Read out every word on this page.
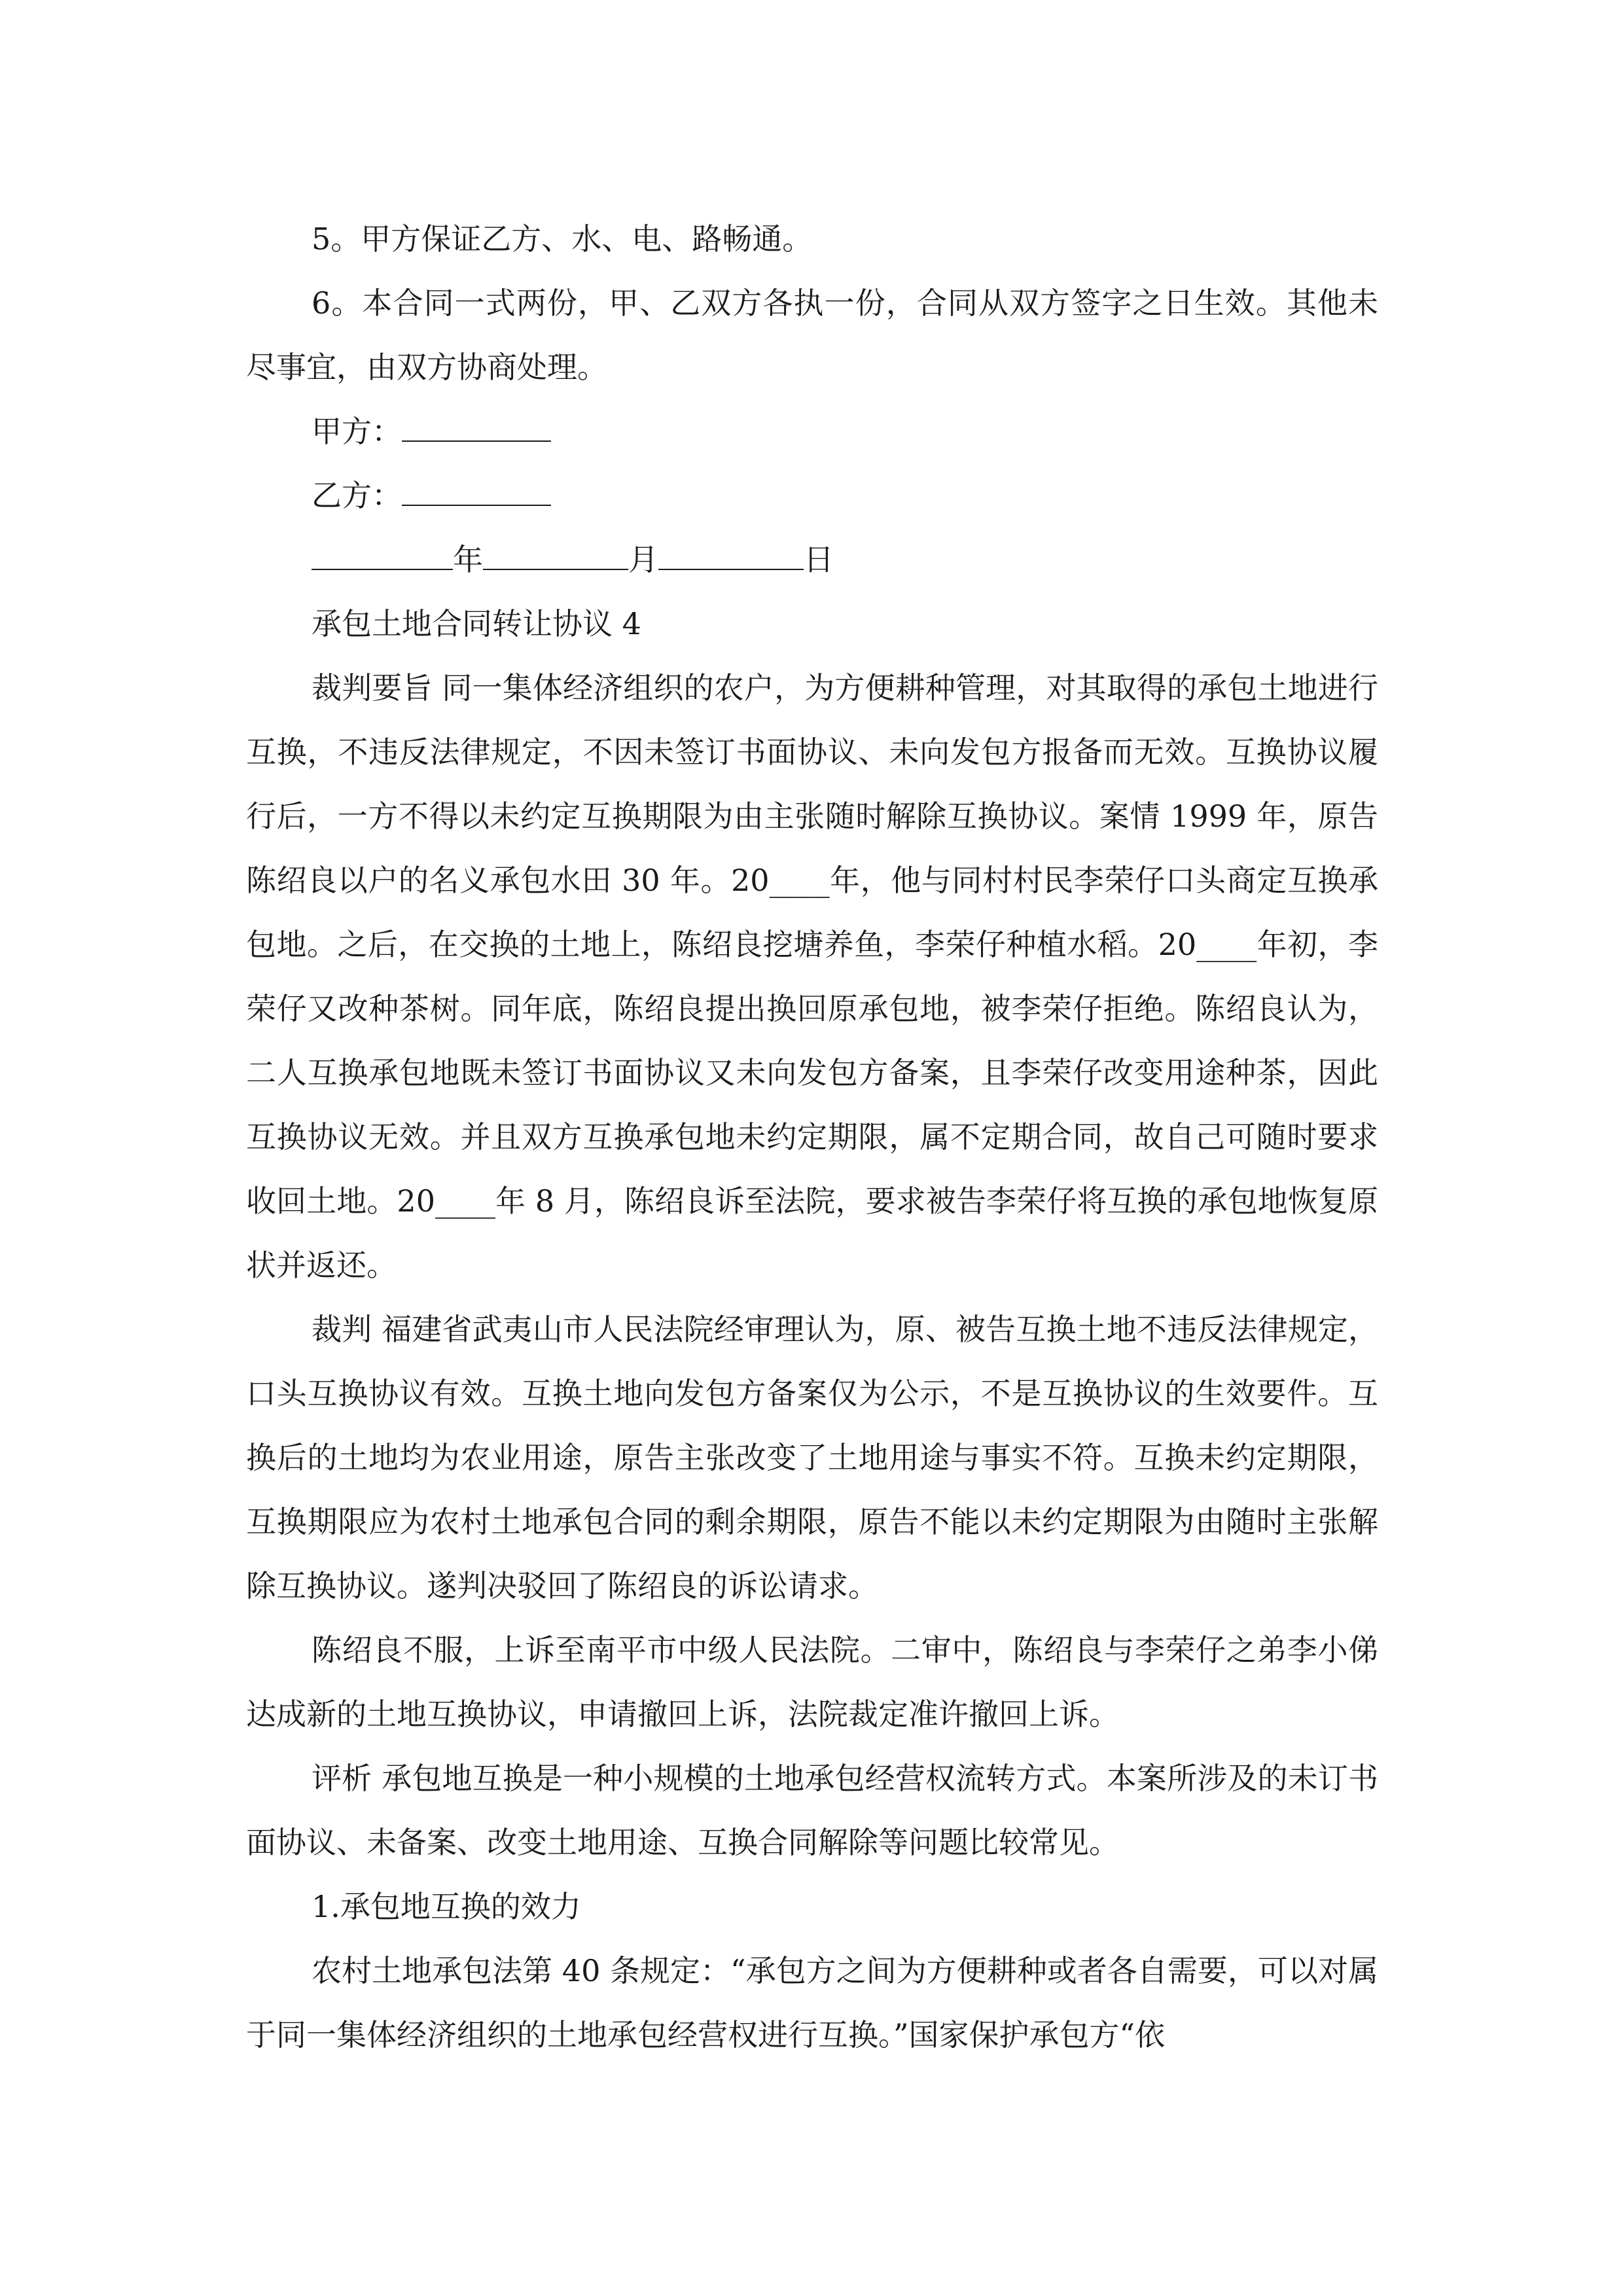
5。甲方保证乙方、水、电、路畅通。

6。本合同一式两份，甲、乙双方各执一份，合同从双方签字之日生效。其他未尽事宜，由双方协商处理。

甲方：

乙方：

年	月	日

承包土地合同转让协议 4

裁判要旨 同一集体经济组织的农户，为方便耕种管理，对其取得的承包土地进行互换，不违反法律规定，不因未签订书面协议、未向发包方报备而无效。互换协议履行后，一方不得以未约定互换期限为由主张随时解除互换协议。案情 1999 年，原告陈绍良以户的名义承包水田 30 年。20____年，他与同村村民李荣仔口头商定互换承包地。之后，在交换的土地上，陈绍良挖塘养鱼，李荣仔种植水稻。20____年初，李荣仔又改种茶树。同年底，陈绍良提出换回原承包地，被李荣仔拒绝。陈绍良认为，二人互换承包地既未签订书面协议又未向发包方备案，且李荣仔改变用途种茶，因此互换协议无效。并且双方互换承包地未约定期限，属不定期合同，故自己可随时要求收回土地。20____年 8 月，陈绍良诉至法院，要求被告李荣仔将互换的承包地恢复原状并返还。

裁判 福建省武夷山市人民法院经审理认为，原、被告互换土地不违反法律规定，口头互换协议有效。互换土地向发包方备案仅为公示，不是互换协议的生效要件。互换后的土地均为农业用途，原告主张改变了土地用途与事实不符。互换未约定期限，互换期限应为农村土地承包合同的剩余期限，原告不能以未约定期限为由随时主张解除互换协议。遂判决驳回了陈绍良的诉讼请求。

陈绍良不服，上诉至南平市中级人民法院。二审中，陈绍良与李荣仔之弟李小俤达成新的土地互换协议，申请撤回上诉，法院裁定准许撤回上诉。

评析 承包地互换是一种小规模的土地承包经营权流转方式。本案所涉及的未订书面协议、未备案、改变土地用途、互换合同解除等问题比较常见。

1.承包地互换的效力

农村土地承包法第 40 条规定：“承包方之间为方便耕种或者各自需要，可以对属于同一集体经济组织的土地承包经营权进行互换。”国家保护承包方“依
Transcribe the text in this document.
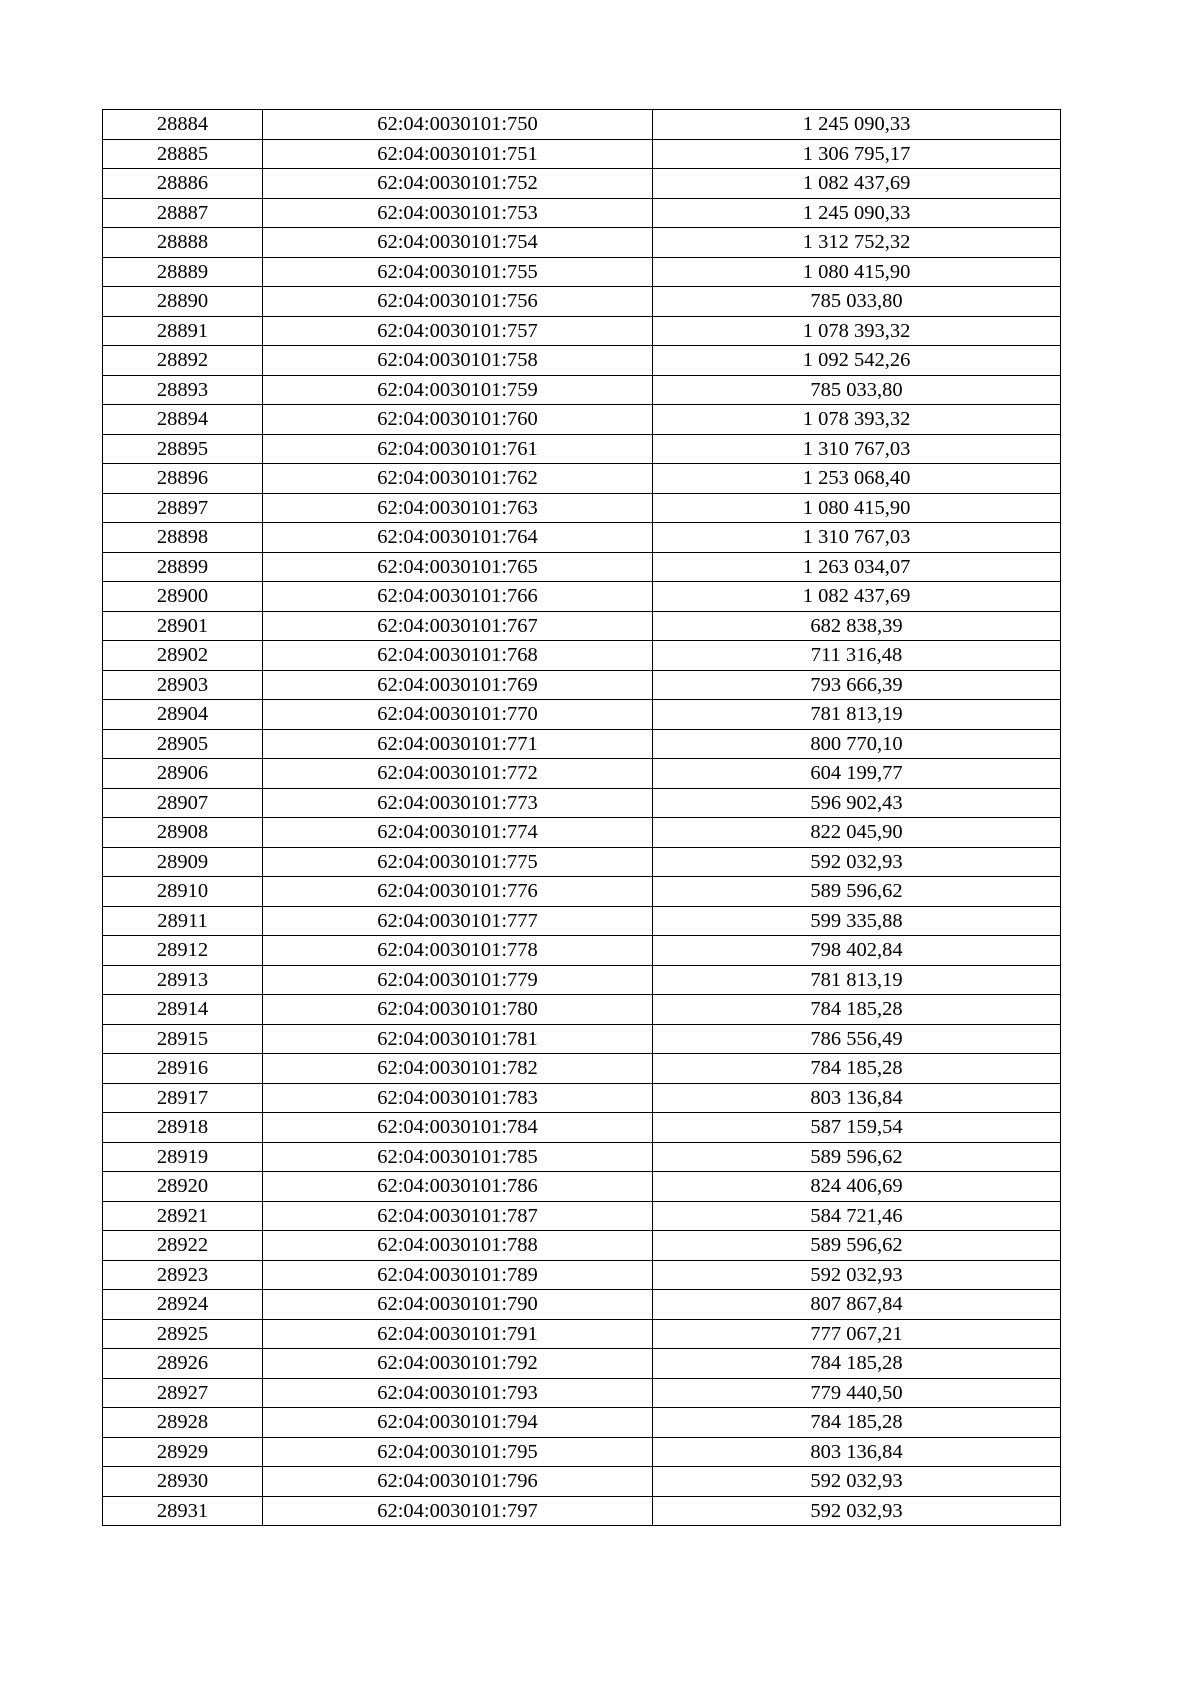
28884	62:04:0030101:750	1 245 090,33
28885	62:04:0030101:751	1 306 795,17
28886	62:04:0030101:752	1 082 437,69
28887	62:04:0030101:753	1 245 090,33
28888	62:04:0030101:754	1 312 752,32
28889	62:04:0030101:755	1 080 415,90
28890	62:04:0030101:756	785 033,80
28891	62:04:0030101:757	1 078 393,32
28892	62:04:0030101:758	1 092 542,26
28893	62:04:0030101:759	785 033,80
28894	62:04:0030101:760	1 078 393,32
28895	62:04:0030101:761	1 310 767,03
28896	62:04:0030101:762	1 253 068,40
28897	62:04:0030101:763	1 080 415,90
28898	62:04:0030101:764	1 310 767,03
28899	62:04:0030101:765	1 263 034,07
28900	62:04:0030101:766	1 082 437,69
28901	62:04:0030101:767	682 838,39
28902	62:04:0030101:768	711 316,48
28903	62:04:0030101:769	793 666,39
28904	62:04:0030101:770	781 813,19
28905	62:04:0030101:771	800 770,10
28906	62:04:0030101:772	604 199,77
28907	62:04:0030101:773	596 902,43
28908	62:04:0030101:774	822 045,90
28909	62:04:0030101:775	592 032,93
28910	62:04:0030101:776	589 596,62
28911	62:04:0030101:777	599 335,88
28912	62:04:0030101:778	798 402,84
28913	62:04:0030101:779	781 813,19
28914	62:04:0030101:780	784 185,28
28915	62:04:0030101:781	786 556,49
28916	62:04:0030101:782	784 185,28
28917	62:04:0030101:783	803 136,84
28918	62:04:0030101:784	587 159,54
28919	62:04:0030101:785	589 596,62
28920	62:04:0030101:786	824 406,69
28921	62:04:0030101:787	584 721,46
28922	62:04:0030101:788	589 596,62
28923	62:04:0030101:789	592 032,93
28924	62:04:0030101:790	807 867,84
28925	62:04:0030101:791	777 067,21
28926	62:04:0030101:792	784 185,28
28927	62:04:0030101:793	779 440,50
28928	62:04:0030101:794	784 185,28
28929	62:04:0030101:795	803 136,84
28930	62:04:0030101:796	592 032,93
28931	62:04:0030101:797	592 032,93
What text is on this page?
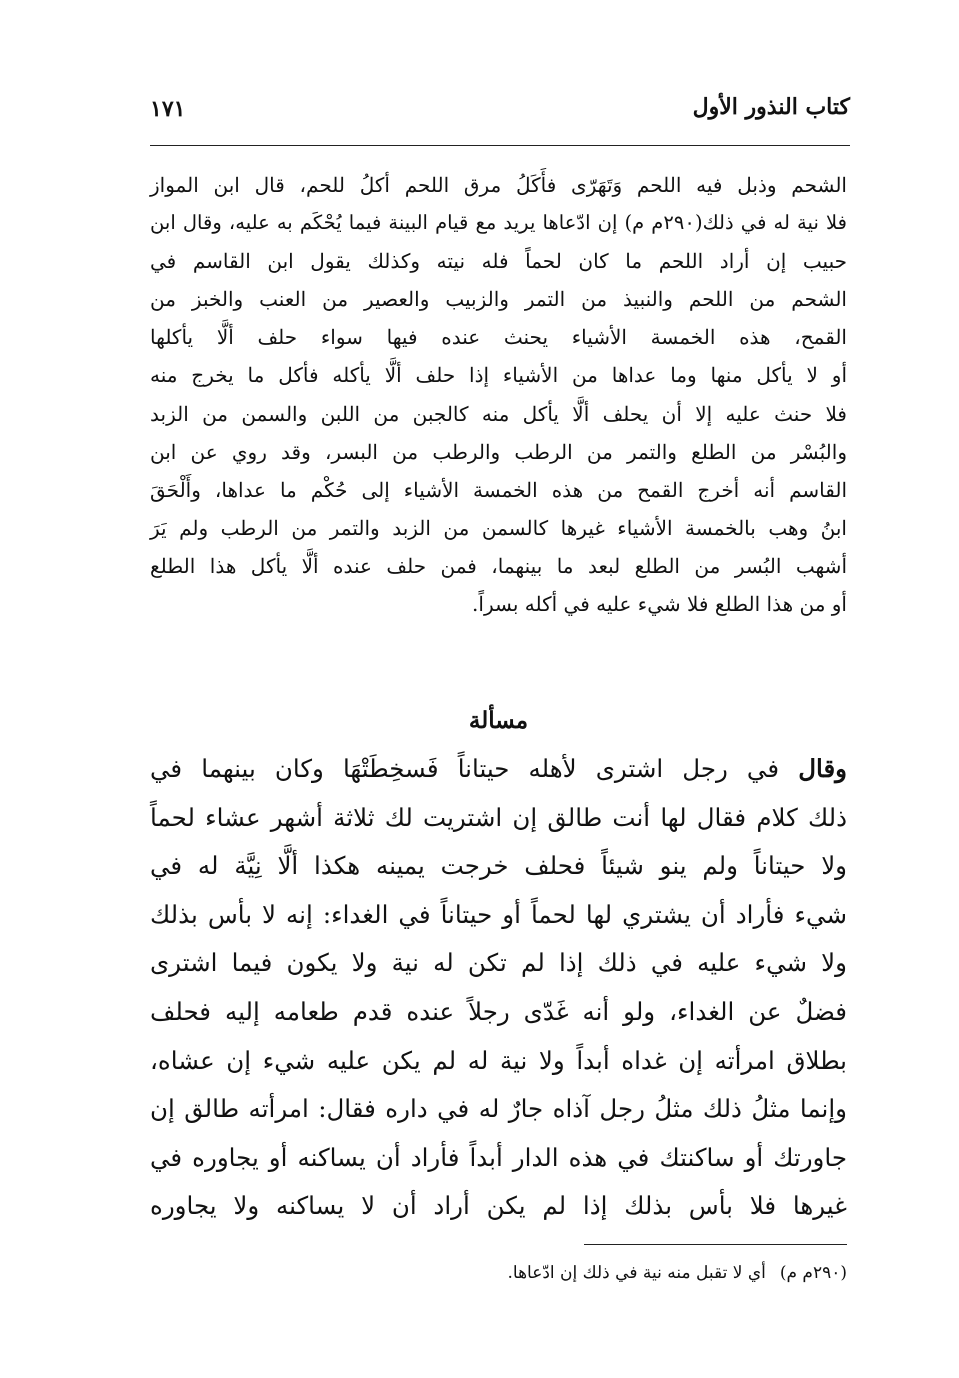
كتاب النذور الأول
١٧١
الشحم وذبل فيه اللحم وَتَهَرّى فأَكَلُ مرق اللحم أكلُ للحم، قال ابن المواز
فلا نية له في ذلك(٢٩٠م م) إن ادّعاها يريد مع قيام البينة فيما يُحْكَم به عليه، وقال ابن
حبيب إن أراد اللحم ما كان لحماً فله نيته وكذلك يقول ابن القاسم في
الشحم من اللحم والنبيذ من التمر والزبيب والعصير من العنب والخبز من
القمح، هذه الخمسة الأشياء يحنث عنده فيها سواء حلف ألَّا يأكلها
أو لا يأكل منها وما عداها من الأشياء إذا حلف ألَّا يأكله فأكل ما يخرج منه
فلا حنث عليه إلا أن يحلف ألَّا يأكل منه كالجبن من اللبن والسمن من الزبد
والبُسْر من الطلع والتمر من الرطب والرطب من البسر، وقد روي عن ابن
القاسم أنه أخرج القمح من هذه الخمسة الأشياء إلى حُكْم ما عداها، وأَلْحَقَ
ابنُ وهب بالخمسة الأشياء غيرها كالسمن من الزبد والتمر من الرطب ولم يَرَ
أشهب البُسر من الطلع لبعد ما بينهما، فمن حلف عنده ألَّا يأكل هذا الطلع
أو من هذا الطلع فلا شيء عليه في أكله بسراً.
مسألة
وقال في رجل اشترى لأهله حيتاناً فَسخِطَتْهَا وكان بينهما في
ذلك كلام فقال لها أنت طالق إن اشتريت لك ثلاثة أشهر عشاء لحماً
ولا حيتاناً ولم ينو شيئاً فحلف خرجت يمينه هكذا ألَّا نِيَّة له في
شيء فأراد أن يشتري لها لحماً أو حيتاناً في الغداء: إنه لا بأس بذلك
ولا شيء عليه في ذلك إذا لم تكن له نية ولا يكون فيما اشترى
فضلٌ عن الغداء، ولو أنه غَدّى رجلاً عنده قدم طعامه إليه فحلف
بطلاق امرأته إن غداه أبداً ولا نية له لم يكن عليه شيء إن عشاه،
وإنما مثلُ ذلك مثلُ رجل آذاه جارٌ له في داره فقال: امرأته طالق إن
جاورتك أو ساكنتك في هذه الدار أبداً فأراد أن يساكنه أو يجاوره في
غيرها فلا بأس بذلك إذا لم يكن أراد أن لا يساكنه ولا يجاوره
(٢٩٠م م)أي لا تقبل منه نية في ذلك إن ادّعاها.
• • • •
WHAT THIS TASK INVOLVES ▸
Pull every line containing "الشحم" from the data.

SOLUTION TO THE PROBLEM ▸
الشحم وذبل فيه اللحم وَتَهَرّى فأَكَلُ مرق اللحم أكلُ للحم، قال ابن المواز
الشحم من اللحم والنبيذ من التمر والزبيب والعصير من العنب والخبز من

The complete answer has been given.